* [Requirements]: Can you copy every one of the following records word for word, changing nothing?

[Start of Information supplied]

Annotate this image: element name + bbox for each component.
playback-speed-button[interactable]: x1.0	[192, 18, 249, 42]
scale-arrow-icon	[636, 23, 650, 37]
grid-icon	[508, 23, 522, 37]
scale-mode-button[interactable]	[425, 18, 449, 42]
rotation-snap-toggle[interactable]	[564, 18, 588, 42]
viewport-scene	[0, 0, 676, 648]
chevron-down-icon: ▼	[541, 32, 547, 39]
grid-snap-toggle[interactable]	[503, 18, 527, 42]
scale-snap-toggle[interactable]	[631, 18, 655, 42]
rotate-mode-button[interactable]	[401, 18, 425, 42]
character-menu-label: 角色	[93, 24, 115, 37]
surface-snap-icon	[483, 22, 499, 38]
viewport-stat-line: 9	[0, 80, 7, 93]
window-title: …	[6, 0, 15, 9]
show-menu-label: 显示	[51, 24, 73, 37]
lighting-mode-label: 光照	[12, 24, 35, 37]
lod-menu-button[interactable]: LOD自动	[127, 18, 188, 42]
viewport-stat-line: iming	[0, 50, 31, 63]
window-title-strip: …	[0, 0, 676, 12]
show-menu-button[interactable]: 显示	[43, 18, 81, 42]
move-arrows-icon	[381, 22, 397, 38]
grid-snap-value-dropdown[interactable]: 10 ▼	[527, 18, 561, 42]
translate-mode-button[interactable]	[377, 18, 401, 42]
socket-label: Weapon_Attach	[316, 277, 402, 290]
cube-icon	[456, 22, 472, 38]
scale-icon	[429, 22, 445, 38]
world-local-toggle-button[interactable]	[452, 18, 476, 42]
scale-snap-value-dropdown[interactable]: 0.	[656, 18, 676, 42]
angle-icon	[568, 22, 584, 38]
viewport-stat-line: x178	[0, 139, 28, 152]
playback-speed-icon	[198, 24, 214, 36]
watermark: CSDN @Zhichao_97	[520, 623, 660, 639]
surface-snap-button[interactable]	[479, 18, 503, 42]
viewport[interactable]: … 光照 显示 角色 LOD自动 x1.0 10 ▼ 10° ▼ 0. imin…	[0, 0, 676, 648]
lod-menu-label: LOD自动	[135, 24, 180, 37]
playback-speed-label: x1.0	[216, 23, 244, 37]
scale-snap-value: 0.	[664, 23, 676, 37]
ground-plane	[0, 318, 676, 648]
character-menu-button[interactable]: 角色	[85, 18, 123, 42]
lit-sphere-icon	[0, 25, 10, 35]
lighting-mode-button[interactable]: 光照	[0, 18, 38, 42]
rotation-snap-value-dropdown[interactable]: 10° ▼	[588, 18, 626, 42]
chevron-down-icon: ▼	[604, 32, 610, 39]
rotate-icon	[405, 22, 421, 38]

[End of Information supplied]

* [Correct answer]:
Annotate this image: element name + bbox for each component.
playback-speed-button[interactable]: x1.0	[192, 18, 249, 42]
scale-arrow-icon	[636, 23, 650, 37]
grid-icon	[508, 23, 522, 37]
scale-mode-button[interactable]	[425, 18, 449, 42]
rotation-snap-toggle[interactable]	[564, 18, 588, 42]
viewport-scene	[0, 0, 676, 648]
chevron-down-icon: ▼	[541, 32, 547, 39]
grid-snap-toggle[interactable]	[503, 18, 527, 42]
scale-snap-toggle[interactable]	[631, 18, 655, 42]
rotate-mode-button[interactable]	[401, 18, 425, 42]
character-menu-label: 角色	[93, 24, 115, 37]
surface-snap-icon	[483, 22, 499, 38]
viewport-stat-line: 9	[0, 80, 7, 93]
window-title: …	[6, 0, 15, 9]
show-menu-label: 显示	[51, 24, 73, 37]
lighting-mode-label: 光照	[12, 24, 35, 37]
lod-menu-button[interactable]: LOD自动	[127, 18, 188, 42]
viewport-stat-line: iming	[0, 50, 31, 63]
window-title-strip: …	[0, 0, 676, 12]
show-menu-button[interactable]: 显示	[43, 18, 81, 42]
move-arrows-icon	[381, 22, 397, 38]
grid-snap-value-dropdown[interactable]: 10 ▼	[527, 18, 561, 42]
translate-mode-button[interactable]	[377, 18, 401, 42]
socket-label: Weapon_Attach	[316, 277, 402, 290]
cube-icon	[456, 22, 472, 38]
scale-icon	[429, 22, 445, 38]
world-local-toggle-button[interactable]	[452, 18, 476, 42]
scale-snap-value-dropdown[interactable]: 0.	[656, 18, 676, 42]
angle-icon	[568, 22, 584, 38]
viewport-stat-line: x178	[0, 139, 28, 152]
playback-speed-icon	[198, 24, 214, 36]
watermark: CSDN @Zhichao_97	[520, 623, 660, 639]
surface-snap-button[interactable]	[479, 18, 503, 42]
viewport[interactable]: … 光照 显示 角色 LOD自动 x1.0 10 ▼ 10° ▼ 0. imin…	[0, 0, 676, 648]
lod-menu-label: LOD自动	[135, 24, 180, 37]
playback-speed-label: x1.0	[216, 23, 244, 37]
scale-snap-value: 0.	[664, 23, 676, 37]
ground-plane	[0, 318, 676, 648]
character-menu-button[interactable]: 角色	[85, 18, 123, 42]
lit-sphere-icon	[0, 25, 10, 35]
lighting-mode-button[interactable]: 光照	[0, 18, 38, 42]
rotation-snap-value-dropdown[interactable]: 10° ▼	[588, 18, 626, 42]
chevron-down-icon: ▼	[604, 32, 610, 39]
rotate-icon	[405, 22, 421, 38]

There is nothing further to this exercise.